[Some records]

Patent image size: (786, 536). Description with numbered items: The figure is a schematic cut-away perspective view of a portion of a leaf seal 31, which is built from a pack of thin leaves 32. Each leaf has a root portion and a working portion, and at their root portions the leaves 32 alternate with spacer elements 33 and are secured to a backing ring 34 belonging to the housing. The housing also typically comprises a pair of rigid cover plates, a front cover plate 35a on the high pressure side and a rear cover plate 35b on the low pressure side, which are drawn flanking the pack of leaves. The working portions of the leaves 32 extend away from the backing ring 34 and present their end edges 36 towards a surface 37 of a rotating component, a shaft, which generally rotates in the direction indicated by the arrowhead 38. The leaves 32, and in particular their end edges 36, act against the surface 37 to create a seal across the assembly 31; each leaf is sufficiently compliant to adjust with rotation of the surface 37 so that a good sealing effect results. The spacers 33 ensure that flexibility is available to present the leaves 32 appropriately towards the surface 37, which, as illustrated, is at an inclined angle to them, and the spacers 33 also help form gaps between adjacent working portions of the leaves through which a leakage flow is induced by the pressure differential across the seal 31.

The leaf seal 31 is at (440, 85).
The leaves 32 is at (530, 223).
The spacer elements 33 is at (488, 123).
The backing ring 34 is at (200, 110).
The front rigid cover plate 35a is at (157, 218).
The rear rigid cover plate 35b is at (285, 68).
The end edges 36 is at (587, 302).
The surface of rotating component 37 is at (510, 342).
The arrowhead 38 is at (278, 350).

_WRITTEN INSTRUCTION:_ Put these records into a two-column CSV with the header row description,locations, giving each record its own row. Place each record's text in the description field and its answer in the locations field, quote every field, and replace line breaks with spaces.

_COMPLETE ANSWER:_
description,locations
"Patent image size: (786, 536). Description with numbered items: The figure is a schematic cut-away perspective view of a portion of a leaf seal 31, which is built from a pack of thin leaves 32. Each leaf has a root portion and a working portion, and at their root portions the leaves 32 alternate with spacer elements 33 and are secured to a backing ring 34 belonging to the housing. The housing also typically comprises a pair of rigid cover plates, a front cover plate 35a on the high pressure side and a rear cover plate 35b on the low pressure side, which are drawn flanking the pack of leaves. The working portions of the leaves 32 extend away from the backing ring 34 and present their end edges 36 towards a surface 37 of a rotating component, a shaft, which generally rotates in the direction indicated by the arrowhead 38. The leaves 32, and in particular their end edges 36, act against the surface 37 to create a seal across the assembly 31; each leaf is sufficiently compliant to adjust with rotation of the surface 37 so that a good sealing effect results. The spacers 33 ensure that flexibility is available to present the leaves 32 appropriately towards the surface 37, which, as illustrated, is at an inclined angle to them, and the spacers 33 also help form gaps between adjacent working portions of the leaves through which a leakage flow is induced by the pressure differential across the seal 31.","The leaf seal 31 is at (440, 85). The leaves 32 is at (530, 223). The spacer elements 33 is at (488, 123). The backing ring 34 is at (200, 110). The front rigid cover plate 35a is at (157, 218). The rear rigid cover plate 35b is at (285, 68). The end edges 36 is at (587, 302). The surface of rotating component 37 is at (510, 342). The arrowhead 38 is at (278, 350)."